## ABOUT THIS TASK
Find the word "data" below. Copy each line that has it.

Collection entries
---*---

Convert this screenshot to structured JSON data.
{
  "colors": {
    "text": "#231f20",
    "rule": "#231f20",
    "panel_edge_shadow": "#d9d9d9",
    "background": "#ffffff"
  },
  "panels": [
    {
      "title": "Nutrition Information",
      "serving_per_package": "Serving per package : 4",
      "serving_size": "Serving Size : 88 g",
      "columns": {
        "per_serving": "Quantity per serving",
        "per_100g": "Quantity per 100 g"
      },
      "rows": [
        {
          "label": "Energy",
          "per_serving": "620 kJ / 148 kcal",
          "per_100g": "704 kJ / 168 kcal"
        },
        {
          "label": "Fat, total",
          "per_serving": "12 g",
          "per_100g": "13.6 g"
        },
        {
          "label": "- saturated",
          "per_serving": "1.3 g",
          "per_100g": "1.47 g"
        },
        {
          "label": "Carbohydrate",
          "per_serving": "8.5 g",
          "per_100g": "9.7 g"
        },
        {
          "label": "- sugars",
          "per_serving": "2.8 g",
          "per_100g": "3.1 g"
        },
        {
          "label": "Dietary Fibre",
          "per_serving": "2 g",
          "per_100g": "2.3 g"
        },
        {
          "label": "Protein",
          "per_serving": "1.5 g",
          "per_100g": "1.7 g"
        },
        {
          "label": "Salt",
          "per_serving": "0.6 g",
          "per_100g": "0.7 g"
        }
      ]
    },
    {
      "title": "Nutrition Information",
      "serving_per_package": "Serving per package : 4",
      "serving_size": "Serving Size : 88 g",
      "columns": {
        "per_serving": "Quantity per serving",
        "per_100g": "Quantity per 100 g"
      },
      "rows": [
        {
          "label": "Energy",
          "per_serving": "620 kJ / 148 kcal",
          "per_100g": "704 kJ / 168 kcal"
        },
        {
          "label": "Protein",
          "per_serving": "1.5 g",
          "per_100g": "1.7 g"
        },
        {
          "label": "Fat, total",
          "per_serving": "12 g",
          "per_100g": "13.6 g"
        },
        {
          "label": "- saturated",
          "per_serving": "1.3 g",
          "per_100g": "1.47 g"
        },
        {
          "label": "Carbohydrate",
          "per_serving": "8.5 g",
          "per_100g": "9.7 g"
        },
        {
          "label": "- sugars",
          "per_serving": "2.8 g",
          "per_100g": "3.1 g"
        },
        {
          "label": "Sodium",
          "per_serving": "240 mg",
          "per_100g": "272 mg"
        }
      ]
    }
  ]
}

---*---

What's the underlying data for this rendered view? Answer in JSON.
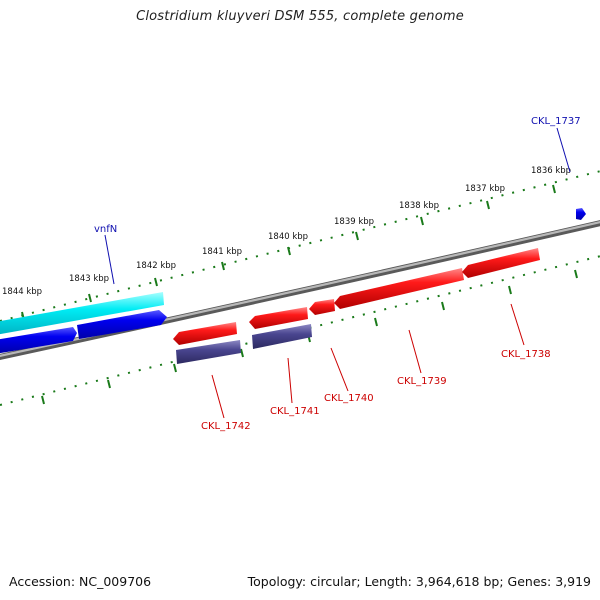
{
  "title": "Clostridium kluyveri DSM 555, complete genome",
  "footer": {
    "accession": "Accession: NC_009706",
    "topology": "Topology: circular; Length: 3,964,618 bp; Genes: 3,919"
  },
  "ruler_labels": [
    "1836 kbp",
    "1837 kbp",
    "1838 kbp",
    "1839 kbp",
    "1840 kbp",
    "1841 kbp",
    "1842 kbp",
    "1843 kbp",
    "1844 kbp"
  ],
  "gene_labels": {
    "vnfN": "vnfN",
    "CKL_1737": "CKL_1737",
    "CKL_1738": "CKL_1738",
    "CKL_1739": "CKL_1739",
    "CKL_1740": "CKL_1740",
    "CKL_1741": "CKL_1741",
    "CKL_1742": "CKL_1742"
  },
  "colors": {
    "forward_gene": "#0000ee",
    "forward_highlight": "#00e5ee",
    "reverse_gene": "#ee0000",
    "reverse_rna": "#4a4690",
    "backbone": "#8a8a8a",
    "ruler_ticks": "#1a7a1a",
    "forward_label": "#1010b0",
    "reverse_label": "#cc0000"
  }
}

---*---

## RESPONSE TO THIS TASK
Convert this screenshot to structured JSON data.
What's the underlying data for this rendered view? Answer in JSON.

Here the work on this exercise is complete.